What is needed:
Below are records to be output exactly, every one of them.

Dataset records

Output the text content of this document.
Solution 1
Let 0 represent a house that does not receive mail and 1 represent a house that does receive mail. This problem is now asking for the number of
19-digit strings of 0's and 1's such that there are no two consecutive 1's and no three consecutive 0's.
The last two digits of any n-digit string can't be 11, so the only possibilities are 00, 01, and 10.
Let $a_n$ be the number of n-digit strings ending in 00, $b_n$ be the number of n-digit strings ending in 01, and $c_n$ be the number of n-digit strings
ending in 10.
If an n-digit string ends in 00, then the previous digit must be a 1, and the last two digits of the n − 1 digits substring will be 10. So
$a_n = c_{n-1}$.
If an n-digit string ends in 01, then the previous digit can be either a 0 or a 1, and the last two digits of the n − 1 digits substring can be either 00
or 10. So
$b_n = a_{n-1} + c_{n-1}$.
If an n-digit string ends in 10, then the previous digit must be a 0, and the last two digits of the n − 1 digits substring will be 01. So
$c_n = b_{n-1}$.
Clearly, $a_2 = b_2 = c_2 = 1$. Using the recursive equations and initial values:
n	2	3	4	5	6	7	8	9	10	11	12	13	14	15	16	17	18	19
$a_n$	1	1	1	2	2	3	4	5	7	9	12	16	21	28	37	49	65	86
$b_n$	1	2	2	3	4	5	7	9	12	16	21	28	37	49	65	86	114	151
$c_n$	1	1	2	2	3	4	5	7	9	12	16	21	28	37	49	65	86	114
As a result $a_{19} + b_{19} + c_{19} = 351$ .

Task output:
Output the text content of this document.
Solution 1
Let 0 represent a house that does not receive mail and 1 represent a house that does receive mail. This problem is now asking for the number of
19-digit strings of 0's and 1's such that there are no two consecutive 1's and no three consecutive 0's.
The last two digits of any n-digit string can't be 11, so the only possibilities are 00, 01, and 10.
Let $a_n$ be the number of n-digit strings ending in 00, $b_n$ be the number of n-digit strings ending in 01, and $c_n$ be the number of n-digit strings
ending in 10.
If an n-digit string ends in 00, then the previous digit must be a 1, and the last two digits of the n − 1 digits substring will be 10. So
$a_n = c_{n-1}$.
If an n-digit string ends in 01, then the previous digit can be either a 0 or a 1, and the last two digits of the n − 1 digits substring can be either 00
or 10. So
$b_n = a_{n-1} + c_{n-1}$.
If an n-digit string ends in 10, then the previous digit must be a 0, and the last two digits of the n − 1 digits substring will be 01. So
$c_n = b_{n-1}$.
Clearly, $a_2 = b_2 = c_2 = 1$. Using the recursive equations and initial values:
n	2	3	4	5	6	7	8	9	10	11	12	13	14	15	16	17	18	19
$a_n$	1	1	1	2	2	3	4	5	7	9	12	16	21	28	37	49	65	86
$b_n$	1	2	2	3	4	5	7	9	12	16	21	28	37	49	65	86	114	151
$c_n$	1	1	2	2	3	4	5	7	9	12	16	21	28	37	49	65	86	114
As a result $a_{19} + b_{19} + c_{19} = 351$ .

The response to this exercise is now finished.